#### [Testo estratto]
Cosa avrei dovuto fare? Secondo i ‘canoni’, dire grazie.  A chi? A lui che era morto? 

Ai genitori che avevano firmato e permesso ai medici di espiantare gli organi del figlio? Come si fa a dire queste cose di fronte al dramma che stanno vivendo due genitori il cui figlio, magari l’unico, è morto tra le loro braccia a soli 20 anni?

Esclusi i ‘ringraziamenti’, tentai un altro approccio stile ‘trapiantato’: provai a ‘sentire’ il desiderio di ‘vivere’ anche per l’altro’. Fallimento completo: le mie depressioni o le mie gioie rimasero sempre e solo le mie, non condivisibili con nessun altro, tanto più con uno ‘sconosciuto’.

Queste forzature, ‘sdolcinature’, enfatizzazioni dietro ad atteggiamenti stereotipati, purtroppo tanto frequenti, reputavo fossero senza senso. ‘Ma forse potrebbero essermi utili, a me trapiantata che devo ‘per forza’ sdemonizzare ciò che mi è successo…’, pensavo.

Per molti anni ho cercato di ‘calarmi’ nei più disparati sentimenti, ho cercato di condividere quegli stessi che animano gli altri trapiantati: li ho passati al vaglio uno ad uno, per trovare quello che più mi si confaceva.

Mi stavano tutti troppo stretti. Nessuno corrispondeva a ciò che sentivo dentro di me; nessuno mi era d’aiuto per dare un senso preciso a questo ‘casus belli’ in cui mi ero ritrovata.

Il trapianto oggi è considerata un’operazione di routine, ormai non è altro che un semplice intervento chirurgico. Eppure, sembra che ogni volta sia avvenuto un ‘miracolo’. In Italia, il trapianto è un qualcosa di particolare, di straordinario. Un evento che spesso va sui giornali.

Vi ricordate di Nicholas? I genitori, intervistati più volte non si capacitavano del perché tanto clamore per un fatto – non uso il termine gesto apposta –che a loro appariva del tutto naturale.

Da quando Barnard fece il primo trapianto ‘mediatico’ e, attraverso Denver e Pittsburgh fino al Centro Trapianti di Genova, dove avvenne uno dei primi trapianti di fegato in Italia, si è scatenata una ‘caccia’ alle emotività che ha infarcito il tutto di espressioni del tipo: “un atto eroico”; oppure: ‘un gesto di generosità estrema’; se non: ‘un’azione di completo altruismo’.

[Dati per il riconoscimento della struttura dei documenti]
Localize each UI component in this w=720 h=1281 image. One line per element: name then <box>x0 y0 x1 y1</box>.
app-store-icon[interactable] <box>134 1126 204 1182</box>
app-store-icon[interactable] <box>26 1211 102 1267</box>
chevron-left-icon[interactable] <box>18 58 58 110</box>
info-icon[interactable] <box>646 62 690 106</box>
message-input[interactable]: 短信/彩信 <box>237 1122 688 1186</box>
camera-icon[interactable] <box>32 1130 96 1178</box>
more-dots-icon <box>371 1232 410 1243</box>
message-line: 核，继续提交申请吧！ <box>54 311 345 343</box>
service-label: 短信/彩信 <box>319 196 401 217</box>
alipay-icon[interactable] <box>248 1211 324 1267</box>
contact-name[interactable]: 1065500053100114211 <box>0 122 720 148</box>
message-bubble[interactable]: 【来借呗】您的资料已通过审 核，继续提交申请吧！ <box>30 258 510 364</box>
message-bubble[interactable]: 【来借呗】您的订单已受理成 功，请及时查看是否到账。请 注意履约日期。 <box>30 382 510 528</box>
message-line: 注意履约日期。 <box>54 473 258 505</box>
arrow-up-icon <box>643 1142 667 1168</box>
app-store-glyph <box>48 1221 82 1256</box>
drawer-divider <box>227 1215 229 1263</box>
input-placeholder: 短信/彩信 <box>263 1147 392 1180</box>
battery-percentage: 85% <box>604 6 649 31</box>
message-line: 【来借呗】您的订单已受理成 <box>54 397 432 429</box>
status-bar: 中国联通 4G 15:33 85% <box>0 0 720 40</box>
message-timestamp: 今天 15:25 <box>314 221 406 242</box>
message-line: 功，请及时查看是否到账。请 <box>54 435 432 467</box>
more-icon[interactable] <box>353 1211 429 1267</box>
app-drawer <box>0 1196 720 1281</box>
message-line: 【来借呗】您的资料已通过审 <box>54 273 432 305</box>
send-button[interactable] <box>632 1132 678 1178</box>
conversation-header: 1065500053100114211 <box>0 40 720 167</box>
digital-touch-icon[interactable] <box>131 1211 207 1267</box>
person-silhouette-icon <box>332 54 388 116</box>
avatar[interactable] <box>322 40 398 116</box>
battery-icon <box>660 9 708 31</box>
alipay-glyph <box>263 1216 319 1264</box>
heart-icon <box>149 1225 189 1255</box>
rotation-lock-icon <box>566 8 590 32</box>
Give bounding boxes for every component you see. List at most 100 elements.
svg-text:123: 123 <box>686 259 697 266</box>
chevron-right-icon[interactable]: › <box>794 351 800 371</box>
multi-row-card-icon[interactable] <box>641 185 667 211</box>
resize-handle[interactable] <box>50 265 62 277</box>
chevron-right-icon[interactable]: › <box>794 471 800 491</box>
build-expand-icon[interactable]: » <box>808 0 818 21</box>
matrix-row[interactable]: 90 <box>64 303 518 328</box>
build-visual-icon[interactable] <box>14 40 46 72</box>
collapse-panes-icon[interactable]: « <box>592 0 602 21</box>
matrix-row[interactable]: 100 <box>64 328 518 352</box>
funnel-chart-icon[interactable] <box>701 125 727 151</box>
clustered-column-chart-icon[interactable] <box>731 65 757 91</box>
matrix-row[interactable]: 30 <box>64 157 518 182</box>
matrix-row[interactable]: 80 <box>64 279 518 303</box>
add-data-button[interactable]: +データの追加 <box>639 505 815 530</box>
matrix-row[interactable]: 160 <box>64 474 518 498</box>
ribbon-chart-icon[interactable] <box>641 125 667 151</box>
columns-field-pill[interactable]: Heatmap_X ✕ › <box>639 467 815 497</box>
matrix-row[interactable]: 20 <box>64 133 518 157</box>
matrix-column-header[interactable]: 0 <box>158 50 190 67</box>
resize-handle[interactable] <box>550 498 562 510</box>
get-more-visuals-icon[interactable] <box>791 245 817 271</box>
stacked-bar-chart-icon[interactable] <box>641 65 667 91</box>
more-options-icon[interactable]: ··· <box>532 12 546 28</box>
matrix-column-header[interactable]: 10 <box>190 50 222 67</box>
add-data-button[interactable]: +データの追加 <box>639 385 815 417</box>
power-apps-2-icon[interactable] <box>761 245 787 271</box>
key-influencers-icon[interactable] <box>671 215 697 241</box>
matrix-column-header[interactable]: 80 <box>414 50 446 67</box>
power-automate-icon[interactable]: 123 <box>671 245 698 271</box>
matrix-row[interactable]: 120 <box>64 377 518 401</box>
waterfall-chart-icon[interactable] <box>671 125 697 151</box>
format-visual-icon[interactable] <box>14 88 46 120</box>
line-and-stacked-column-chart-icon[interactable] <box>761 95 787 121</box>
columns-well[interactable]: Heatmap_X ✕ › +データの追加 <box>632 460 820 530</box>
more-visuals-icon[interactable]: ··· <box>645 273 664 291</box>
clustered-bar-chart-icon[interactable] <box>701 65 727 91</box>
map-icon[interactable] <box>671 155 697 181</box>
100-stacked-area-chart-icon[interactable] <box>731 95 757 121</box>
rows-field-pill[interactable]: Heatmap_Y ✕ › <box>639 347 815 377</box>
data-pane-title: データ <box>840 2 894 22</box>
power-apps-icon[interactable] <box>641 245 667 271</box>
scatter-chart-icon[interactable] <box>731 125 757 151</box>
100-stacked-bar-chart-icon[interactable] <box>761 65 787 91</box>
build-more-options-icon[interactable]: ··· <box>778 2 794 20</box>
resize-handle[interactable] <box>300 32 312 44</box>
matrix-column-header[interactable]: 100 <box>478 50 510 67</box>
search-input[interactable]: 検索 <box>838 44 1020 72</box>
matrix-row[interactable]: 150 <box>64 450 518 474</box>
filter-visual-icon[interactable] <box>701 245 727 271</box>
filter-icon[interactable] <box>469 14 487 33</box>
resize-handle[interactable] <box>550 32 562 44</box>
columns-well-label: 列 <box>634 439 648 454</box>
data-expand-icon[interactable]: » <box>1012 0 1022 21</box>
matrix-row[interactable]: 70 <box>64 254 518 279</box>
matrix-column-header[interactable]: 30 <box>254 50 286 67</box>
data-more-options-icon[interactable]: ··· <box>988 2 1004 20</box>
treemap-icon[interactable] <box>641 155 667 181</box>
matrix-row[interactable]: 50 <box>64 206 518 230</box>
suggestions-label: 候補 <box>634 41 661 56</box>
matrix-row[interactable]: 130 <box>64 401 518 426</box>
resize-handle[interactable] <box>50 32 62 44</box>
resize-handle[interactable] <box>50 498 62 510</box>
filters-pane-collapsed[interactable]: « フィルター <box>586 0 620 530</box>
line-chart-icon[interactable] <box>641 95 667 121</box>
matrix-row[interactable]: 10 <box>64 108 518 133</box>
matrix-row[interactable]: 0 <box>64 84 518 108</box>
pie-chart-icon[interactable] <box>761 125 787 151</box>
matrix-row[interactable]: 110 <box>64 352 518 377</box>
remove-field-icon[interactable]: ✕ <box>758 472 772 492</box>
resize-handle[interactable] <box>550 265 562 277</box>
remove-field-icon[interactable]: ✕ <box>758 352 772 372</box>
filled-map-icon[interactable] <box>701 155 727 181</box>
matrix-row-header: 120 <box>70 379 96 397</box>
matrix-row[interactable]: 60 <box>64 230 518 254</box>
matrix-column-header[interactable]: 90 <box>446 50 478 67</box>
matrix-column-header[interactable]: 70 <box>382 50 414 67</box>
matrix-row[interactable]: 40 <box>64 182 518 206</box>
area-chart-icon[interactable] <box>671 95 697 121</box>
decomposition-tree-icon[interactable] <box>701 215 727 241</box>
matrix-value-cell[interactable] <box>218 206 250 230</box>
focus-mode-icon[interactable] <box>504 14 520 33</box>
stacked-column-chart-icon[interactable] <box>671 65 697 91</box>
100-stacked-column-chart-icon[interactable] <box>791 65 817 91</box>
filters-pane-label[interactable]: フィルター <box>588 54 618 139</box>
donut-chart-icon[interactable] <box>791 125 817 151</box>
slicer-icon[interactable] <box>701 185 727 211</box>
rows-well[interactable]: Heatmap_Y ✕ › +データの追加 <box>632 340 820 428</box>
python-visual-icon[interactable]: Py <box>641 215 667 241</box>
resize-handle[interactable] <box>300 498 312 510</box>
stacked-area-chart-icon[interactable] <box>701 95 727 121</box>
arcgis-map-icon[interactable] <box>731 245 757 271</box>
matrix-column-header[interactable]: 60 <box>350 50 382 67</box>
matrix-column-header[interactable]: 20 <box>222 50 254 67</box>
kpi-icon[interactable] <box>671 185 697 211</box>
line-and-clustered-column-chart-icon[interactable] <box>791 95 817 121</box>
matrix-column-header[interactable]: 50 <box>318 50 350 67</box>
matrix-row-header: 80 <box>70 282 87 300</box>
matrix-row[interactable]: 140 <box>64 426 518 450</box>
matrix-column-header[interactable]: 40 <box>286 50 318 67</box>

#### [Obiettivo del compito]
Nel testo sul trapianto, dove avvenne uno dei primi trapianti di fegato in Italia?

#### [Spazio risposta]
Al Centro Trapianti di Genova.